[To be done]:
Return the records word for word. Any pictures in them are not part of the copy.

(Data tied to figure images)
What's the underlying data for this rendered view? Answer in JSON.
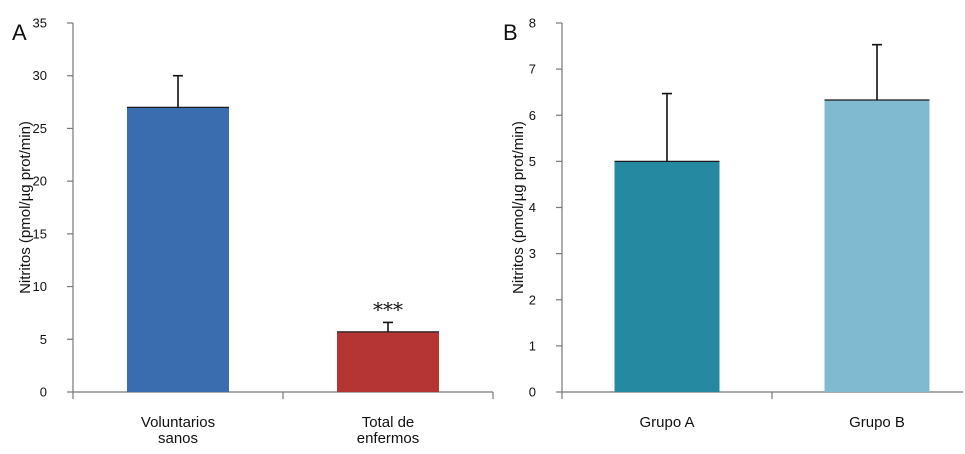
{
  "chart_data": [
    {
      "type": "bar",
      "panel_label": "A",
      "categories": [
        [
          "Voluntarios",
          "sanos"
        ],
        [
          "Total de",
          "enfermos"
        ]
      ],
      "values": [
        27,
        5.7
      ],
      "errors": [
        3.0,
        0.9
      ],
      "colors": [
        "#3a6cb0",
        "#b53535"
      ],
      "annotations": [
        "",
        "***"
      ],
      "ylabel": "Nitritos (pmol/µg prot/min)",
      "ylim": [
        0,
        35
      ],
      "yticks": [
        0,
        5,
        10,
        15,
        20,
        25,
        30,
        35
      ],
      "grid": false,
      "legend": "none"
    },
    {
      "type": "bar",
      "panel_label": "B",
      "categories": [
        [
          "Grupo A"
        ],
        [
          "Grupo B"
        ]
      ],
      "values": [
        5.0,
        6.33
      ],
      "errors": [
        1.47,
        1.2
      ],
      "colors": [
        "#2589a2",
        "#7fbad1"
      ],
      "annotations": [
        "",
        ""
      ],
      "ylabel": "Nitritos (pmol/µg prot/min)",
      "ylim": [
        0,
        8
      ],
      "yticks": [
        0,
        1,
        2,
        3,
        4,
        5,
        6,
        7,
        8
      ],
      "grid": false,
      "legend": "none"
    }
  ]
}
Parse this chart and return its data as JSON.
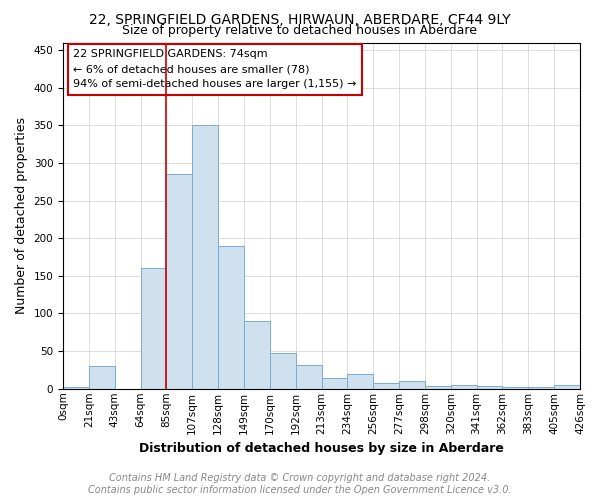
{
  "title": "22, SPRINGFIELD GARDENS, HIRWAUN, ABERDARE, CF44 9LY",
  "subtitle": "Size of property relative to detached houses in Aberdare",
  "xlabel": "Distribution of detached houses by size in Aberdare",
  "ylabel": "Number of detached properties",
  "bin_labels": [
    "0sqm",
    "21sqm",
    "43sqm",
    "64sqm",
    "85sqm",
    "107sqm",
    "128sqm",
    "149sqm",
    "170sqm",
    "192sqm",
    "213sqm",
    "234sqm",
    "256sqm",
    "277sqm",
    "298sqm",
    "320sqm",
    "341sqm",
    "362sqm",
    "383sqm",
    "405sqm",
    "426sqm"
  ],
  "bar_values": [
    3,
    30,
    0,
    160,
    285,
    350,
    190,
    90,
    48,
    32,
    14,
    19,
    7,
    10,
    4,
    5,
    4,
    2,
    2,
    5
  ],
  "bar_color": "#cfe0ef",
  "bar_edge_color": "#7aadd0",
  "vline_color": "#cc0000",
  "annotation_lines": [
    "22 SPRINGFIELD GARDENS: 74sqm",
    "← 6% of detached houses are smaller (78)",
    "94% of semi-detached houses are larger (1,155) →"
  ],
  "annotation_box_color": "#ffffff",
  "annotation_box_edge": "#cc0000",
  "ylim": [
    0,
    460
  ],
  "yticks": [
    0,
    50,
    100,
    150,
    200,
    250,
    300,
    350,
    400,
    450
  ],
  "footer_line1": "Contains HM Land Registry data © Crown copyright and database right 2024.",
  "footer_line2": "Contains public sector information licensed under the Open Government Licence v3.0.",
  "background_color": "#ffffff",
  "grid_color": "#d0d0d0",
  "title_fontsize": 10,
  "subtitle_fontsize": 9,
  "axis_label_fontsize": 9,
  "tick_fontsize": 7.5,
  "annotation_fontsize": 8,
  "footer_fontsize": 7
}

[Written reply]:
What's the underlying data for this rendered view? Answer in JSON.
{
  "chart_data": [
    {
      "type": "bar",
      "panel_label": "A",
      "categories": [
        [
          "Voluntarios",
          "sanos"
        ],
        [
          "Total de",
          "enfermos"
        ]
      ],
      "values": [
        27,
        5.7
      ],
      "errors": [
        3.0,
        0.9
      ],
      "colors": [
        "#3a6cb0",
        "#b53535"
      ],
      "annotations": [
        "",
        "***"
      ],
      "ylabel": "Nitritos (pmol/µg prot/min)",
      "ylim": [
        0,
        35
      ],
      "yticks": [
        0,
        5,
        10,
        15,
        20,
        25,
        30,
        35
      ],
      "grid": false,
      "legend": "none"
    },
    {
      "type": "bar",
      "panel_label": "B",
      "categories": [
        [
          "Grupo A"
        ],
        [
          "Grupo B"
        ]
      ],
      "values": [
        5.0,
        6.33
      ],
      "errors": [
        1.47,
        1.2
      ],
      "colors": [
        "#2589a2",
        "#7fbad1"
      ],
      "annotations": [
        "",
        ""
      ],
      "ylabel": "Nitritos (pmol/µg prot/min)",
      "ylim": [
        0,
        8
      ],
      "yticks": [
        0,
        1,
        2,
        3,
        4,
        5,
        6,
        7,
        8
      ],
      "grid": false,
      "legend": "none"
    }
  ]
}
Parse this chart and return its data as JSON.
{
  "title": "22, SPRINGFIELD GARDENS, HIRWAUN, ABERDARE, CF44 9LY",
  "subtitle": "Size of property relative to detached houses in Aberdare",
  "xlabel": "Distribution of detached houses by size in Aberdare",
  "ylabel": "Number of detached properties",
  "bin_labels": [
    "0sqm",
    "21sqm",
    "43sqm",
    "64sqm",
    "85sqm",
    "107sqm",
    "128sqm",
    "149sqm",
    "170sqm",
    "192sqm",
    "213sqm",
    "234sqm",
    "256sqm",
    "277sqm",
    "298sqm",
    "320sqm",
    "341sqm",
    "362sqm",
    "383sqm",
    "405sqm",
    "426sqm"
  ],
  "bar_values": [
    3,
    30,
    0,
    160,
    285,
    350,
    190,
    90,
    48,
    32,
    14,
    19,
    7,
    10,
    4,
    5,
    4,
    2,
    2,
    5
  ],
  "bar_color": "#cfe0ef",
  "bar_edge_color": "#7aadd0",
  "vline_color": "#cc0000",
  "annotation_lines": [
    "22 SPRINGFIELD GARDENS: 74sqm",
    "← 6% of detached houses are smaller (78)",
    "94% of semi-detached houses are larger (1,155) →"
  ],
  "annotation_box_color": "#ffffff",
  "annotation_box_edge": "#cc0000",
  "ylim": [
    0,
    460
  ],
  "yticks": [
    0,
    50,
    100,
    150,
    200,
    250,
    300,
    350,
    400,
    450
  ],
  "footer_line1": "Contains HM Land Registry data © Crown copyright and database right 2024.",
  "footer_line2": "Contains public sector information licensed under the Open Government Licence v3.0.",
  "background_color": "#ffffff",
  "grid_color": "#d0d0d0",
  "title_fontsize": 10,
  "subtitle_fontsize": 9,
  "axis_label_fontsize": 9,
  "tick_fontsize": 7.5,
  "annotation_fontsize": 8,
  "footer_fontsize": 7
}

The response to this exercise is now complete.